::: ITEMS :::
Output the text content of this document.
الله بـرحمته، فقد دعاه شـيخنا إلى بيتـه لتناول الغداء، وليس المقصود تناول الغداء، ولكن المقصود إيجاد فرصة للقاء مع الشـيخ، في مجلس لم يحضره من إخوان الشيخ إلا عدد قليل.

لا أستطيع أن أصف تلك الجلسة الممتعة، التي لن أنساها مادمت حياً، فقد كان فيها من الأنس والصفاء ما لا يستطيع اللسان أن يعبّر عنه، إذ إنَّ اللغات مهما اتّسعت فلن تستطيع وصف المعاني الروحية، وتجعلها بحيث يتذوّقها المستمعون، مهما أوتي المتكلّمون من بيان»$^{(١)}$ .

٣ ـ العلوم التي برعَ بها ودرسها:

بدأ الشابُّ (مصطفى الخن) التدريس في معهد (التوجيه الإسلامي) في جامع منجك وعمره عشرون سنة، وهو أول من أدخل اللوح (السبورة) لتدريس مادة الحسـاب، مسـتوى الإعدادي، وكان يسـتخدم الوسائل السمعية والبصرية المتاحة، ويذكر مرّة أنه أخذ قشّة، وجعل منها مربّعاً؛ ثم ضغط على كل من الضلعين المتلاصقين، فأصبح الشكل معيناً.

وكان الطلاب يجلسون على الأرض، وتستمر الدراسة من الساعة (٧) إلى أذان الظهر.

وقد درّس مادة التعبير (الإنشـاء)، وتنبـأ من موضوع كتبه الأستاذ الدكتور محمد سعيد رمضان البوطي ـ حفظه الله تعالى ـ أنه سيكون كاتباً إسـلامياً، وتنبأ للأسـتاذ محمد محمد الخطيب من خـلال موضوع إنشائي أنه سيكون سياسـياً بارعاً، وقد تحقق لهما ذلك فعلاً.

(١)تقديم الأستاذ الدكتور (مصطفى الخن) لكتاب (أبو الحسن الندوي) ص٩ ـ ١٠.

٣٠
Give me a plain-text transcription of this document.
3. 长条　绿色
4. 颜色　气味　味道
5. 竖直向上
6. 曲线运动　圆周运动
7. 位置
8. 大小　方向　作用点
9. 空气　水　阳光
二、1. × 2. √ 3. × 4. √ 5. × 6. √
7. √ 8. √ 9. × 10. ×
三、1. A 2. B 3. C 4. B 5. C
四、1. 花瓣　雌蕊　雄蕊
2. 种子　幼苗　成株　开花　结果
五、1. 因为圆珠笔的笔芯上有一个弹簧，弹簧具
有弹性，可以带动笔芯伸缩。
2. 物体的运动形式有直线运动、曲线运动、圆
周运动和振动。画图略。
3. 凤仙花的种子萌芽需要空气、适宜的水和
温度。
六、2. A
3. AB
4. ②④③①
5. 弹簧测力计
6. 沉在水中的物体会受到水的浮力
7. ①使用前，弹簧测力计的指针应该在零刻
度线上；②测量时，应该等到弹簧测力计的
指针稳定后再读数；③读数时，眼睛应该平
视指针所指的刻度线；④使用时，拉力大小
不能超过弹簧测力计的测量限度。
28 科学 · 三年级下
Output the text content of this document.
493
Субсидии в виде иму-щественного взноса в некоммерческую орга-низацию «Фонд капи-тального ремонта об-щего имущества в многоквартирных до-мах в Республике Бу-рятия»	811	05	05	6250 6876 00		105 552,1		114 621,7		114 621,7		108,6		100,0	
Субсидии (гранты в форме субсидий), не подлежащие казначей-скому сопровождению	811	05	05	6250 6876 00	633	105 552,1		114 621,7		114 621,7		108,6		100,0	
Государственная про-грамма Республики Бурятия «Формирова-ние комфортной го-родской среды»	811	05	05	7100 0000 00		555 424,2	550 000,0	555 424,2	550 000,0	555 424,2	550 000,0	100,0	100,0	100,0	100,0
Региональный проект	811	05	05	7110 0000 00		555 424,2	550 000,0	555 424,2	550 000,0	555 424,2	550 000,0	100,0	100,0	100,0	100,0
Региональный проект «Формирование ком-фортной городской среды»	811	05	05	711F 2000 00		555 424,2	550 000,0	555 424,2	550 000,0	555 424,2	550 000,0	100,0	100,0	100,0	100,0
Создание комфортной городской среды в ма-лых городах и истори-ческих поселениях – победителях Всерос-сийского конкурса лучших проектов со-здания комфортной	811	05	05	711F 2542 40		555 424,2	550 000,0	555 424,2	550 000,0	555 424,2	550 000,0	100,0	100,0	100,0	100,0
:::
◆ EXERCISE
Report the number of lines that contain "الدكتور", with no other words.

◆ THE RESPONSE
2